▶ _PROBLEM REQUIREMENTS_
Write out the full listing exactly as given, minus the images.

----------------------------------------

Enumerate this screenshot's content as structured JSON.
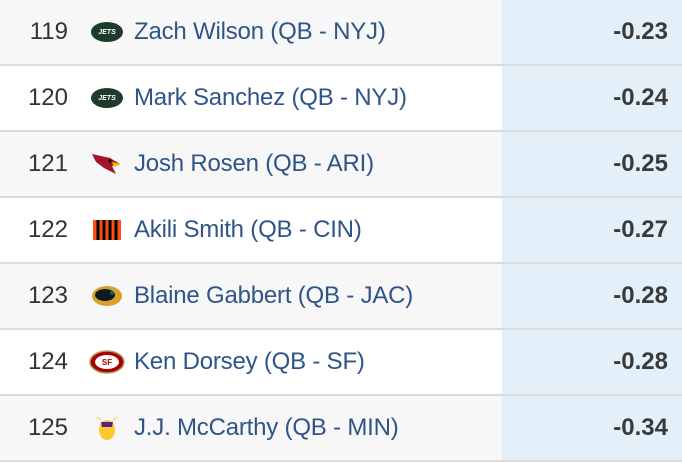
{
  "rows": [
    {
      "rank": "119",
      "player": "Zach Wilson (QB - NYJ)",
      "team_icon": "jets-logo-icon",
      "value": "-0.23"
    },
    {
      "rank": "120",
      "player": "Mark Sanchez (QB - NYJ)",
      "team_icon": "jets-logo-icon",
      "value": "-0.24"
    },
    {
      "rank": "121",
      "player": "Josh Rosen (QB - ARI)",
      "team_icon": "cardinals-logo-icon",
      "value": "-0.25"
    },
    {
      "rank": "122",
      "player": "Akili Smith (QB - CIN)",
      "team_icon": "bengals-logo-icon",
      "value": "-0.27"
    },
    {
      "rank": "123",
      "player": "Blaine Gabbert (QB - JAC)",
      "team_icon": "jaguars-logo-icon",
      "value": "-0.28"
    },
    {
      "rank": "124",
      "player": "Ken Dorsey (QB - SF)",
      "team_icon": "49ers-logo-icon",
      "value": "-0.28"
    },
    {
      "rank": "125",
      "player": "J.J. McCarthy (QB - MIN)",
      "team_icon": "vikings-logo-icon",
      "value": "-0.34"
    }
  ],
  "colors": {
    "link": "#2e5587",
    "value_column_bg": "#e4f0f9",
    "row_alt_bg": "#f7f7f7"
  }
}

----------------------------------------

▶ _COMPLETED TASK_
Enumerate this screenshot's content as structured JSON.
{
  "rows": [
    {
      "rank": "119",
      "player": "Zach Wilson (QB - NYJ)",
      "team_icon": "jets-logo-icon",
      "value": "-0.23"
    },
    {
      "rank": "120",
      "player": "Mark Sanchez (QB - NYJ)",
      "team_icon": "jets-logo-icon",
      "value": "-0.24"
    },
    {
      "rank": "121",
      "player": "Josh Rosen (QB - ARI)",
      "team_icon": "cardinals-logo-icon",
      "value": "-0.25"
    },
    {
      "rank": "122",
      "player": "Akili Smith (QB - CIN)",
      "team_icon": "bengals-logo-icon",
      "value": "-0.27"
    },
    {
      "rank": "123",
      "player": "Blaine Gabbert (QB - JAC)",
      "team_icon": "jaguars-logo-icon",
      "value": "-0.28"
    },
    {
      "rank": "124",
      "player": "Ken Dorsey (QB - SF)",
      "team_icon": "49ers-logo-icon",
      "value": "-0.28"
    },
    {
      "rank": "125",
      "player": "J.J. McCarthy (QB - MIN)",
      "team_icon": "vikings-logo-icon",
      "value": "-0.34"
    }
  ],
  "colors": {
    "link": "#2e5587",
    "value_column_bg": "#e4f0f9",
    "row_alt_bg": "#f7f7f7"
  }
}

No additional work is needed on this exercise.